— Start —
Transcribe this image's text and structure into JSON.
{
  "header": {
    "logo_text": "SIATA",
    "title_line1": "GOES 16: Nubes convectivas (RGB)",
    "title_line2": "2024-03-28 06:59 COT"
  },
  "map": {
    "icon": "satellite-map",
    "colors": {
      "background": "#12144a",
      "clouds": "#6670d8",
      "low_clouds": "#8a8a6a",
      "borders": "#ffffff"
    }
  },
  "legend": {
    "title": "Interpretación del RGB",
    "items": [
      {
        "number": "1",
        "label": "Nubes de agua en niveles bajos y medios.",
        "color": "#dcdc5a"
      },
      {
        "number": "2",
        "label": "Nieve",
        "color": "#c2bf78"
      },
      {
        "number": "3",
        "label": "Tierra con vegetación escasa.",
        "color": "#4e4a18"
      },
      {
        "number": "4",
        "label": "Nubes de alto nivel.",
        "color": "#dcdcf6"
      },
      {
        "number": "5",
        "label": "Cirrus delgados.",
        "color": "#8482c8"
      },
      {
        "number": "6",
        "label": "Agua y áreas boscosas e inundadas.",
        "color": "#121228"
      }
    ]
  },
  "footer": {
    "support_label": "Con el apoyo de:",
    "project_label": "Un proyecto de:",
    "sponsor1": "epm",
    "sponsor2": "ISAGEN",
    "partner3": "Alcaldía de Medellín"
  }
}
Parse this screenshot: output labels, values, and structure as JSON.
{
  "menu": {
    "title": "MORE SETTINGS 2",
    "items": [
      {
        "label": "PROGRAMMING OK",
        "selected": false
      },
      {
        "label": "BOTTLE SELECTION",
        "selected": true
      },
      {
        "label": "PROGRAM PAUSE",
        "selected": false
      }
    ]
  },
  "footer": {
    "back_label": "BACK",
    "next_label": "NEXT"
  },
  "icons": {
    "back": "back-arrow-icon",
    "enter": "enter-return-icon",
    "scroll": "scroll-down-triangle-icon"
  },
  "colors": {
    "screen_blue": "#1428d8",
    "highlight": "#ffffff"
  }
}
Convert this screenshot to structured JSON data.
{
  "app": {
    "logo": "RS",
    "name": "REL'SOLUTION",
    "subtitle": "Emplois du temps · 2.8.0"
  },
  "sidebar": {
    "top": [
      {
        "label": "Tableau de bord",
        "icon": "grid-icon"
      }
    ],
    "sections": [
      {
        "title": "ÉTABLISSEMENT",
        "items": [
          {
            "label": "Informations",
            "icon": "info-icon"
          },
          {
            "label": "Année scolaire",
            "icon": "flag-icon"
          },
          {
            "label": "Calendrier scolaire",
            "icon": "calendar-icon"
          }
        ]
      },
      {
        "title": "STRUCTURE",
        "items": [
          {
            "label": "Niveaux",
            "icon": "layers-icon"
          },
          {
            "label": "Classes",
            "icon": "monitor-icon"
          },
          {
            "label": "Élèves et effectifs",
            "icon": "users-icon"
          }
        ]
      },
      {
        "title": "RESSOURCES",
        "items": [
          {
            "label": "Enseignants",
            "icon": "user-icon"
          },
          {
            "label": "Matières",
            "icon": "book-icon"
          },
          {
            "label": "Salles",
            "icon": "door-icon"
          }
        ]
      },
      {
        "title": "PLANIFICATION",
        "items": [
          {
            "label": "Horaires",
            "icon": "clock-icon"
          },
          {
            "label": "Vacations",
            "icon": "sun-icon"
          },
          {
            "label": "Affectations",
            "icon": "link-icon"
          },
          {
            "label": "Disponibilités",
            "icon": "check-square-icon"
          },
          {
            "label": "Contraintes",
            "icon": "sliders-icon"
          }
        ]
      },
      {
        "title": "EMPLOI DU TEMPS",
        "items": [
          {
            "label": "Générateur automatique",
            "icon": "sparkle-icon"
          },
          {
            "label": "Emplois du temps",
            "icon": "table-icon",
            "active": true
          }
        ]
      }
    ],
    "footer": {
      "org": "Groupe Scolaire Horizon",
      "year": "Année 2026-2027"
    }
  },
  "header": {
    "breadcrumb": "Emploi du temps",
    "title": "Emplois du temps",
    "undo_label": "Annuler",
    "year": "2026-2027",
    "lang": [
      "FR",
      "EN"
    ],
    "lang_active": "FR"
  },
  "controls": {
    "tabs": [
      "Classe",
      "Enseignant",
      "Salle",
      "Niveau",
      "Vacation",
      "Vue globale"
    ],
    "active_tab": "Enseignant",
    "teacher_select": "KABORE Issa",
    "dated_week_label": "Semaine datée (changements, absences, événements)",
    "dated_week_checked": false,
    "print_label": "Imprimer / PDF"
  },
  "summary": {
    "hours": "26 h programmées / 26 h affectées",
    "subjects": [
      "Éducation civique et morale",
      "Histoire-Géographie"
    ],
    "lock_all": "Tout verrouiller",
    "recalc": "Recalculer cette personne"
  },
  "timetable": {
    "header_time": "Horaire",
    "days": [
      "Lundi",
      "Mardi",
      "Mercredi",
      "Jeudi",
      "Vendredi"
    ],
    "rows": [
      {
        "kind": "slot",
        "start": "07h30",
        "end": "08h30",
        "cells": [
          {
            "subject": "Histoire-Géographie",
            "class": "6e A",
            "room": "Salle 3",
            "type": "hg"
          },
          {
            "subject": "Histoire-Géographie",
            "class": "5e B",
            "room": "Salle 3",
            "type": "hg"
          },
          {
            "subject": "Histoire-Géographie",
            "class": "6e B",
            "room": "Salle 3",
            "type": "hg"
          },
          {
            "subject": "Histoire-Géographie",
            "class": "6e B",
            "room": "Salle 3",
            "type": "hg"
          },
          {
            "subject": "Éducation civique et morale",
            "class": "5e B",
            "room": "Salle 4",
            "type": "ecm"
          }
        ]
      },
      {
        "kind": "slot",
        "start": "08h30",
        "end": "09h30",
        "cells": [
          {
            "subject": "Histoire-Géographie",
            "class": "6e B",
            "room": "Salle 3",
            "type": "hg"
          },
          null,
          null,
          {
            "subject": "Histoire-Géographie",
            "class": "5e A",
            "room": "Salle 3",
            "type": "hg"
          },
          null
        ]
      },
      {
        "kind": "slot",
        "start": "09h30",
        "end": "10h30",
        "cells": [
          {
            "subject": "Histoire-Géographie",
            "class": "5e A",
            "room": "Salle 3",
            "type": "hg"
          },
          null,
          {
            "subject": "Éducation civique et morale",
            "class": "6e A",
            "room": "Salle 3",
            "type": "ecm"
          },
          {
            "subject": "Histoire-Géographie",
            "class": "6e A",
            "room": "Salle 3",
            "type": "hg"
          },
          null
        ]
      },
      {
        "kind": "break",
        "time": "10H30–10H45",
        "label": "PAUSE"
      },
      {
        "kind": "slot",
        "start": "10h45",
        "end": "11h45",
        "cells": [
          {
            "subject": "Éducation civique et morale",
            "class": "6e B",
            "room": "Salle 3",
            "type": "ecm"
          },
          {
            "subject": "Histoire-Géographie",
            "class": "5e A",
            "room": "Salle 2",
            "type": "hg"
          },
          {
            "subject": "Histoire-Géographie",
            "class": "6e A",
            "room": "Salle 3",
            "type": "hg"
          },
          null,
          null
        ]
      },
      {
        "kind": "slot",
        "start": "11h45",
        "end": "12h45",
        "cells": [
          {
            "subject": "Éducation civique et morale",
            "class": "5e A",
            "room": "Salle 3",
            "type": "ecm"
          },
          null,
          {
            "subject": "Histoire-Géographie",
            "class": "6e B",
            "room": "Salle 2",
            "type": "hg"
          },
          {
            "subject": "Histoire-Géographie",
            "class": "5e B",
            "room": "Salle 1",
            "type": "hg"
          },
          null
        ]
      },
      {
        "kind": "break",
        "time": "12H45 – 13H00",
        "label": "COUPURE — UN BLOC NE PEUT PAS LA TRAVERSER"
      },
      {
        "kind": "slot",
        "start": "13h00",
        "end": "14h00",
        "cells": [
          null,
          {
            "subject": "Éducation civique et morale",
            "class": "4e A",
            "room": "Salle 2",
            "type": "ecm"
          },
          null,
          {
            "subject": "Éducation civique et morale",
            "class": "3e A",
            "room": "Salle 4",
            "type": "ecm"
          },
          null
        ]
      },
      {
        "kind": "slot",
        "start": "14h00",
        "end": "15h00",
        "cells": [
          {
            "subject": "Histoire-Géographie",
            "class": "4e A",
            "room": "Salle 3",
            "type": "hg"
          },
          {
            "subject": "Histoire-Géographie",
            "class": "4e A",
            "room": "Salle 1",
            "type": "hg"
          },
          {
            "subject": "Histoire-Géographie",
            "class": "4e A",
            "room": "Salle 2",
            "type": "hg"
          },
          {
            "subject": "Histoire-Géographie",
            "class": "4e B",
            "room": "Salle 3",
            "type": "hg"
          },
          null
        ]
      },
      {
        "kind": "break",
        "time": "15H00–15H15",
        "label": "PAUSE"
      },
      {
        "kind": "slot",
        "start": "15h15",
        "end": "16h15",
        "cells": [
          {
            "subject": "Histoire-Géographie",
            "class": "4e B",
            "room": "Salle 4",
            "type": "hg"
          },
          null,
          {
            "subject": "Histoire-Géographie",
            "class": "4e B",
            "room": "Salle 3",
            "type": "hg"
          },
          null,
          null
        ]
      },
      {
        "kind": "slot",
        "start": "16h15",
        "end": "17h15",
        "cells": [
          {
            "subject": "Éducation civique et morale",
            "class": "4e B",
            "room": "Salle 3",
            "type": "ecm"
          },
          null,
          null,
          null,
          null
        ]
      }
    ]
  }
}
— End —
## Task goal
Copy out every line of the data that includes the word "Emplois".

## Exercise result
    "subtitle": "Emplois du temps · 2.8.0"
            "label": "Emplois du temps",
    "title": "Emplois du temps",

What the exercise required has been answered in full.